**What is required**:
Write the data out again, character for character, with no images.

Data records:
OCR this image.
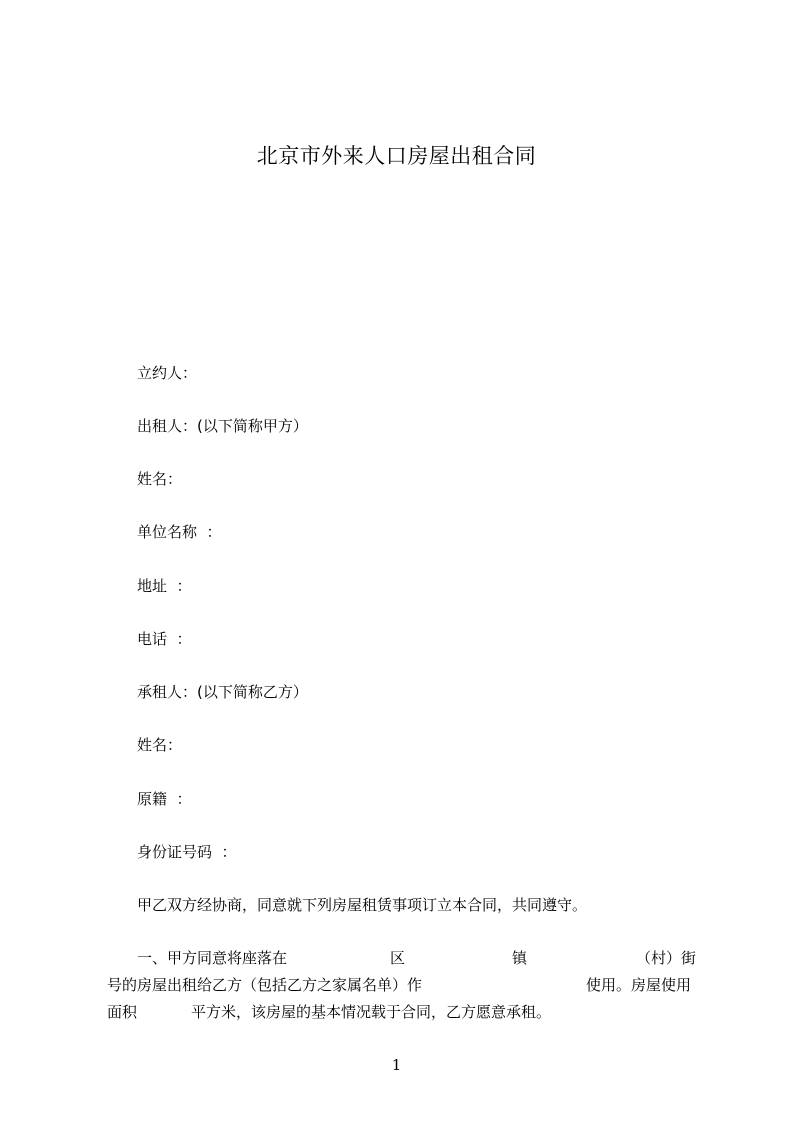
北京市外来人口房屋出租合同
立约人：
出租人：(以下简称甲方）
姓名：
单位名称  ：
地址  ：
电话  ：
承租人：(以下简称乙方）
姓名：
原籍  ：
身份证号码  ：
甲乙双方经协商，同意就下列房屋租赁事项订立本合同，共同遵守。
一、甲方同意将座落在	区	镇	（村）街
号的房屋出租给乙方（包括乙方之家属名单）作	使用。房屋使用
面积	平方米，该房屋的基本情况载于合同，乙方愿意承租。
1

**Solution to this problem**:
OCR this image.
北京市外来人口房屋出租合同
立约人：
出租人：(以下简称甲方）
姓名：
单位名称  ：
地址  ：
电话  ：
承租人：(以下简称乙方）
姓名：
原籍  ：
身份证号码  ：
甲乙双方经协商，同意就下列房屋租赁事项订立本合同，共同遵守。
一、甲方同意将座落在	区	镇	（村）街
号的房屋出租给乙方（包括乙方之家属名单）作	使用。房屋使用
面积	平方米，该房屋的基本情况载于合同，乙方愿意承租。
1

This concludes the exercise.